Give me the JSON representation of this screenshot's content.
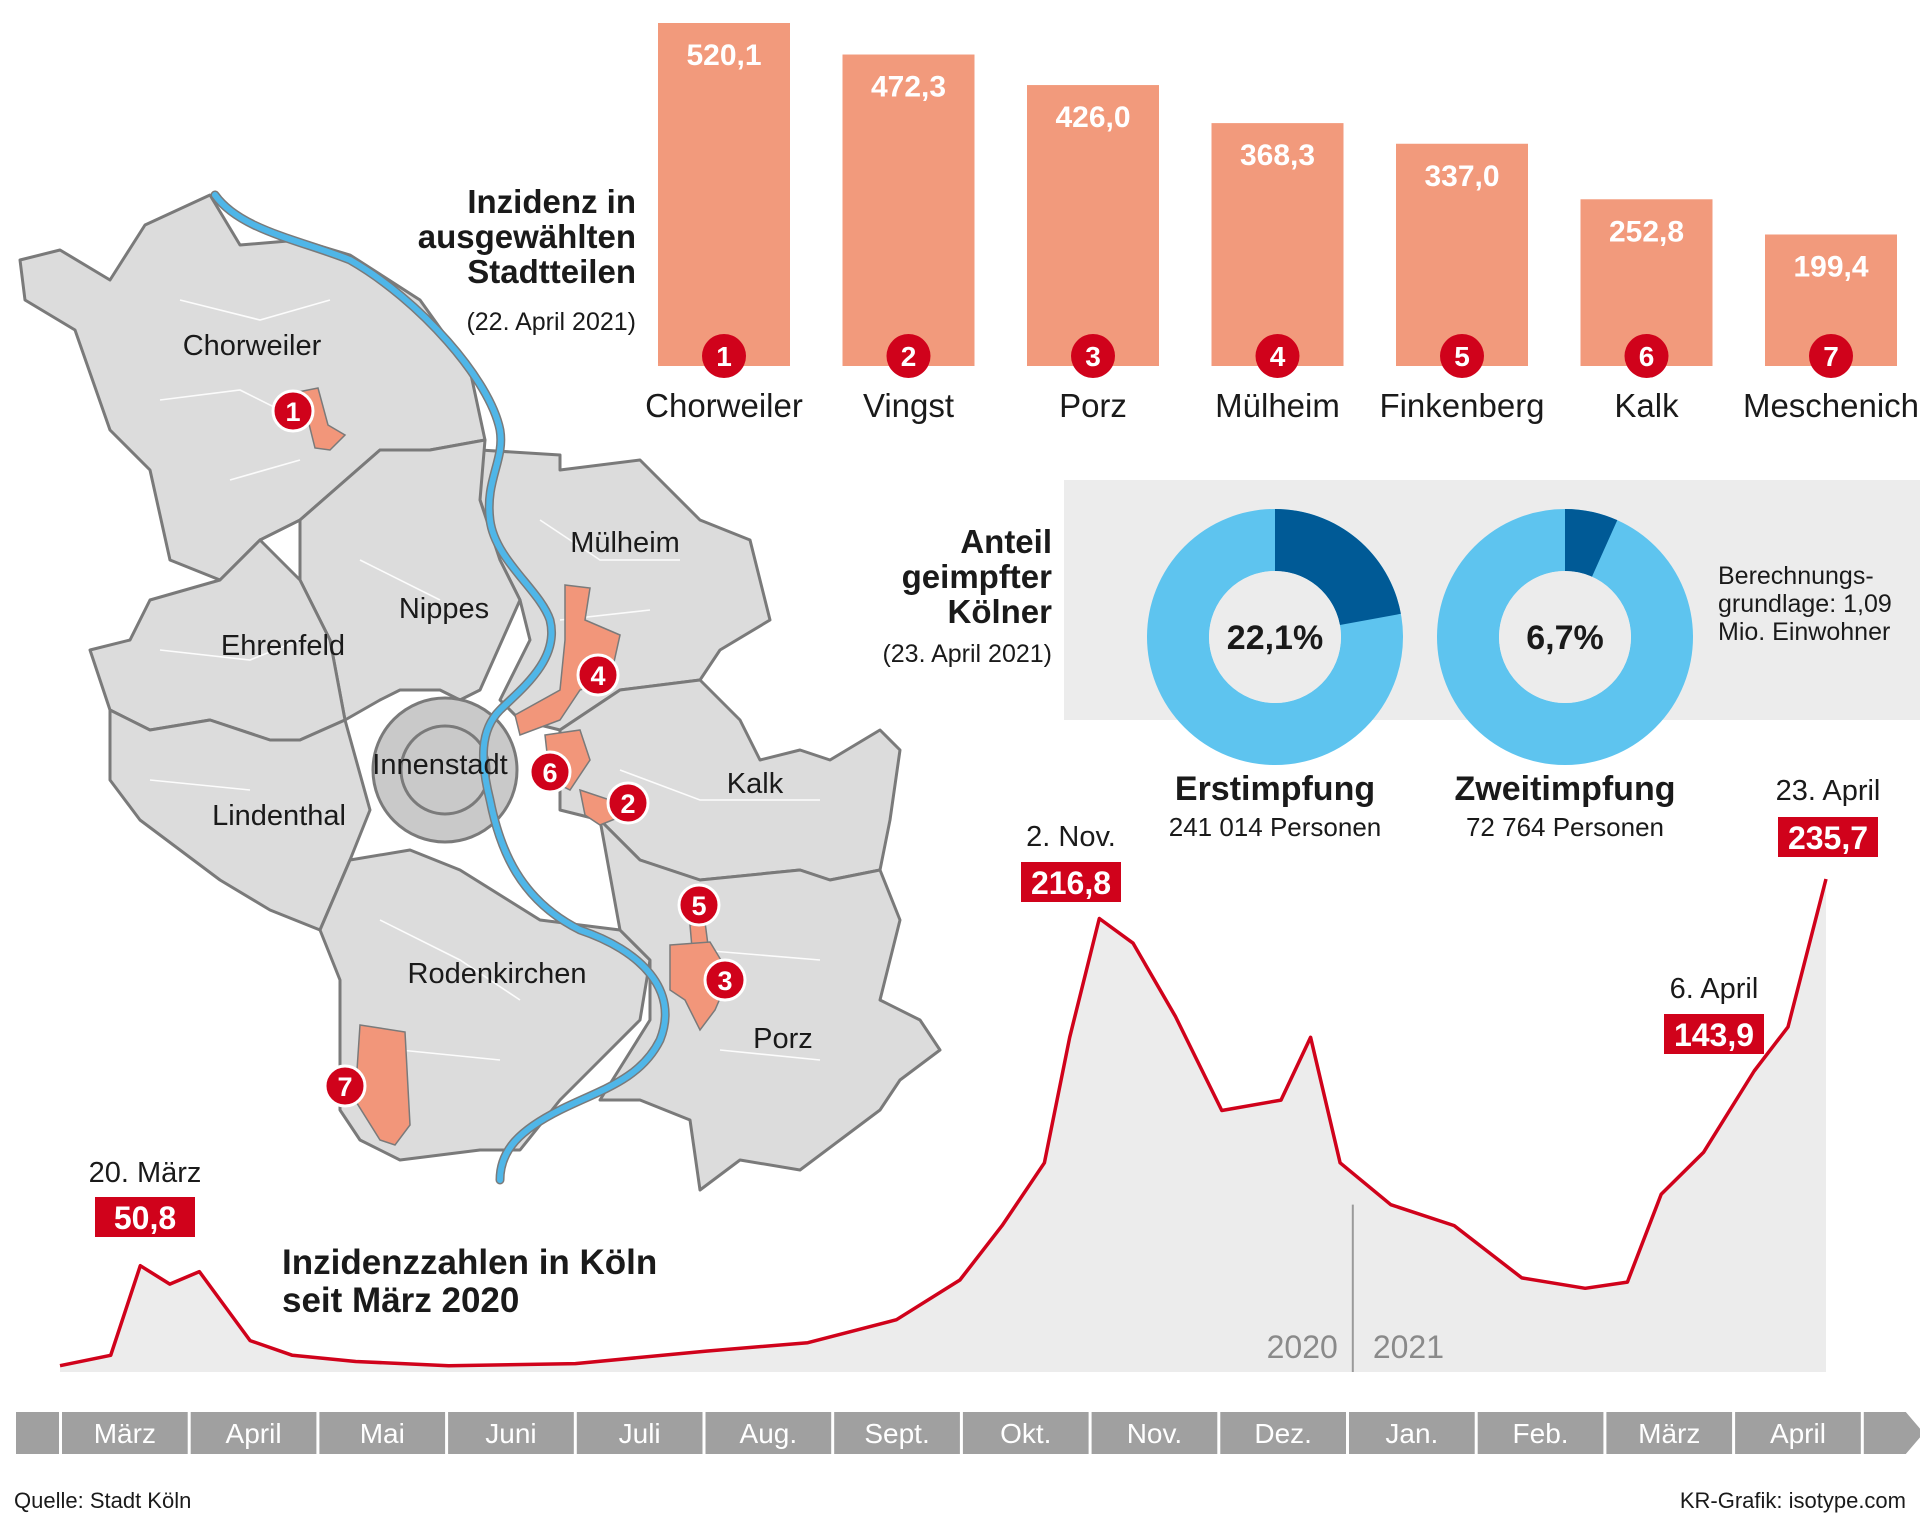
{
  "bar_section": {
    "title": "Inzidenz in ausgewählten Stadtteilen",
    "date": "(22. April 2021)"
  },
  "map": {
    "districts": [
      "Chorweiler",
      "Mülheim",
      "Nippes",
      "Ehrenfeld",
      "Innenstadt",
      "Kalk",
      "Lindenthal",
      "Rodenkirchen",
      "Porz"
    ],
    "markers": [
      "1",
      "2",
      "3",
      "4",
      "5",
      "6",
      "7"
    ],
    "colors": {
      "district_fill": "#dcdcdc",
      "innenstadt_fill": "#c9c9c9",
      "border": "#7a7a7a",
      "river": "#4fb6e8",
      "highlight": "#f2967a"
    }
  },
  "vaccination": {
    "title": "Anteil geimpfter Kölner",
    "date": "(23. April 2021)",
    "note": "Berechnungs- grundlage: 1,09 Mio. Einwohner",
    "colors": {
      "dark": "#005a96",
      "light": "#5ec4ef",
      "box": "#ececec"
    },
    "rings": [
      {
        "label": "Erstimpfung",
        "sub": "241 014 Personen",
        "value_label": "22,1%",
        "value": 22.1
      },
      {
        "label": "Zweitimpfung",
        "sub": "72 764 Personen",
        "value_label": "6,7%",
        "value": 6.7
      }
    ]
  },
  "line_section": {
    "title": "Inzidenzzahlen in Köln seit März 2020",
    "year_left": "2020",
    "year_right": "2021",
    "months": [
      "März",
      "April",
      "Mai",
      "Juni",
      "Juli",
      "Aug.",
      "Sept.",
      "Okt.",
      "Nov.",
      "Dez.",
      "Jan.",
      "Feb.",
      "März",
      "April"
    ],
    "annotations": [
      {
        "date": "20. März",
        "value": "50,8"
      },
      {
        "date": "2. Nov.",
        "value": "216,8"
      },
      {
        "date": "6. April",
        "value": "143,9"
      },
      {
        "date": "23. April",
        "value": "235,7"
      }
    ]
  },
  "footer": {
    "source": "Quelle: Stadt Köln",
    "credit": "KR-Grafik: isotype.com"
  },
  "chart_data": [
    {
      "type": "bar",
      "title": "Inzidenz in ausgewählten Stadtteilen",
      "subtitle": "(22. April 2021)",
      "categories": [
        "Chorweiler",
        "Vingst",
        "Porz",
        "Mülheim",
        "Finkenberg",
        "Kalk",
        "Meschenich"
      ],
      "numbers": [
        "1",
        "2",
        "3",
        "4",
        "5",
        "6",
        "7"
      ],
      "values": [
        520.1,
        472.3,
        426.0,
        368.3,
        337.0,
        252.8,
        199.4
      ],
      "value_labels": [
        "520,1",
        "472,3",
        "426,0",
        "368,3",
        "337,0",
        "252,8",
        "199,4"
      ],
      "ylim": [
        0,
        520.1
      ],
      "colors": {
        "bar": "#f29a7c",
        "label": "#ffffff",
        "badge": "#d0021b"
      }
    },
    {
      "type": "pie",
      "title": "Anteil geimpfter Kölner",
      "subtitle": "(23. April 2021)",
      "series": [
        {
          "name": "Erstimpfung",
          "values": [
            22.1,
            77.9
          ]
        },
        {
          "name": "Zweitimpfung",
          "values": [
            6.7,
            93.3
          ]
        }
      ]
    },
    {
      "type": "area",
      "title": "Inzidenzzahlen in Köln seit März 2020",
      "x": [
        "2020-03-01",
        "2020-03-13",
        "2020-03-20",
        "2020-03-27",
        "2020-04-03",
        "2020-04-15",
        "2020-04-25",
        "2020-05-10",
        "2020-06-01",
        "2020-07-01",
        "2020-08-01",
        "2020-08-25",
        "2020-09-15",
        "2020-09-30",
        "2020-10-10",
        "2020-10-20",
        "2020-10-26",
        "2020-11-02",
        "2020-11-10",
        "2020-11-20",
        "2020-12-01",
        "2020-12-15",
        "2020-12-22",
        "2020-12-29",
        "2021-01-10",
        "2021-01-25",
        "2021-02-10",
        "2021-02-25",
        "2021-03-07",
        "2021-03-15",
        "2021-03-25",
        "2021-04-06",
        "2021-04-14",
        "2021-04-23"
      ],
      "values": [
        3,
        8,
        50.8,
        42,
        48,
        15,
        8,
        5,
        3,
        4,
        10,
        14,
        25,
        44,
        70,
        100,
        160,
        216.8,
        205,
        170,
        125,
        130,
        160,
        100,
        80,
        70,
        45,
        40,
        43,
        85,
        105,
        143.9,
        165,
        235.7
      ],
      "ylim": [
        0,
        240
      ],
      "colors": {
        "line": "#d0021b",
        "area": "#ececec"
      }
    }
  ]
}
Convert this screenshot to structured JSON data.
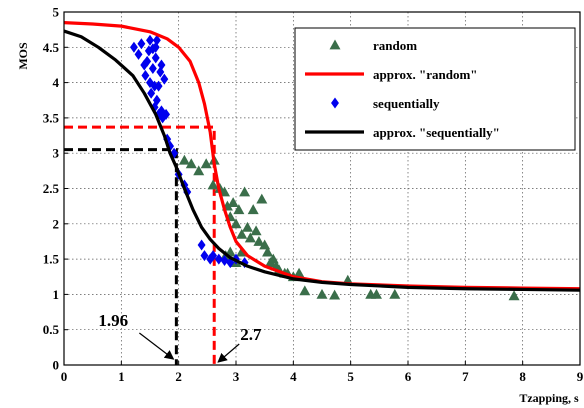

- [WRITTEN REQUEST]
Print out every entry above without changing a word, and leave out the pictures.

- [ANSWER FOR THIS EXERCISE]
Give me the JSON representation of this screenshot's content.
{
  "bar_section": {
    "title": "Inzidenz in ausgewählten Stadtteilen",
    "date": "(22. April 2021)"
  },
  "map": {
    "districts": [
      "Chorweiler",
      "Mülheim",
      "Nippes",
      "Ehrenfeld",
      "Innenstadt",
      "Kalk",
      "Lindenthal",
      "Rodenkirchen",
      "Porz"
    ],
    "markers": [
      "1",
      "2",
      "3",
      "4",
      "5",
      "6",
      "7"
    ],
    "colors": {
      "district_fill": "#dcdcdc",
      "innenstadt_fill": "#c9c9c9",
      "border": "#7a7a7a",
      "river": "#4fb6e8",
      "highlight": "#f2967a"
    }
  },
  "vaccination": {
    "title": "Anteil geimpfter Kölner",
    "date": "(23. April 2021)",
    "note": "Berechnungs- grundlage: 1,09 Mio. Einwohner",
    "colors": {
      "dark": "#005a96",
      "light": "#5ec4ef",
      "box": "#ececec"
    },
    "rings": [
      {
        "label": "Erstimpfung",
        "sub": "241 014 Personen",
        "value_label": "22,1%",
        "value": 22.1
      },
      {
        "label": "Zweitimpfung",
        "sub": "72 764 Personen",
        "value_label": "6,7%",
        "value": 6.7
      }
    ]
  },
  "line_section": {
    "title": "Inzidenzzahlen in Köln seit März 2020",
    "year_left": "2020",
    "year_right": "2021",
    "months": [
      "März",
      "April",
      "Mai",
      "Juni",
      "Juli",
      "Aug.",
      "Sept.",
      "Okt.",
      "Nov.",
      "Dez.",
      "Jan.",
      "Feb.",
      "März",
      "April"
    ],
    "annotations": [
      {
        "date": "20. März",
        "value": "50,8"
      },
      {
        "date": "2. Nov.",
        "value": "216,8"
      },
      {
        "date": "6. April",
        "value": "143,9"
      },
      {
        "date": "23. April",
        "value": "235,7"
      }
    ]
  },
  "footer": {
    "source": "Quelle: Stadt Köln",
    "credit": "KR-Grafik: isotype.com"
  },
  "chart_data": [
    {
      "type": "bar",
      "title": "Inzidenz in ausgewählten Stadtteilen",
      "subtitle": "(22. April 2021)",
      "categories": [
        "Chorweiler",
        "Vingst",
        "Porz",
        "Mülheim",
        "Finkenberg",
        "Kalk",
        "Meschenich"
      ],
      "numbers": [
        "1",
        "2",
        "3",
        "4",
        "5",
        "6",
        "7"
      ],
      "values": [
        520.1,
        472.3,
        426.0,
        368.3,
        337.0,
        252.8,
        199.4
      ],
      "value_labels": [
        "520,1",
        "472,3",
        "426,0",
        "368,3",
        "337,0",
        "252,8",
        "199,4"
      ],
      "ylim": [
        0,
        520.1
      ],
      "colors": {
        "bar": "#f29a7c",
        "label": "#ffffff",
        "badge": "#d0021b"
      }
    },
    {
      "type": "pie",
      "title": "Anteil geimpfter Kölner",
      "subtitle": "(23. April 2021)",
      "series": [
        {
          "name": "Erstimpfung",
          "values": [
            22.1,
            77.9
          ]
        },
        {
          "name": "Zweitimpfung",
          "values": [
            6.7,
            93.3
          ]
        }
      ]
    },
    {
      "type": "area",
      "title": "Inzidenzzahlen in Köln seit März 2020",
      "x": [
        "2020-03-01",
        "2020-03-13",
        "2020-03-20",
        "2020-03-27",
        "2020-04-03",
        "2020-04-15",
        "2020-04-25",
        "2020-05-10",
        "2020-06-01",
        "2020-07-01",
        "2020-08-01",
        "2020-08-25",
        "2020-09-15",
        "2020-09-30",
        "2020-10-10",
        "2020-10-20",
        "2020-10-26",
        "2020-11-02",
        "2020-11-10",
        "2020-11-20",
        "2020-12-01",
        "2020-12-15",
        "2020-12-22",
        "2020-12-29",
        "2021-01-10",
        "2021-01-25",
        "2021-02-10",
        "2021-02-25",
        "2021-03-07",
        "2021-03-15",
        "2021-03-25",
        "2021-04-06",
        "2021-04-14",
        "2021-04-23"
      ],
      "values": [
        3,
        8,
        50.8,
        42,
        48,
        15,
        8,
        5,
        3,
        4,
        10,
        14,
        25,
        44,
        70,
        100,
        160,
        216.8,
        205,
        170,
        125,
        130,
        160,
        100,
        80,
        70,
        45,
        40,
        43,
        85,
        105,
        143.9,
        165,
        235.7
      ],
      "ylim": [
        0,
        240
      ],
      "colors": {
        "line": "#d0021b",
        "area": "#ececec"
      }
    }
  ]
}
Convert this screenshot to structured JSON data.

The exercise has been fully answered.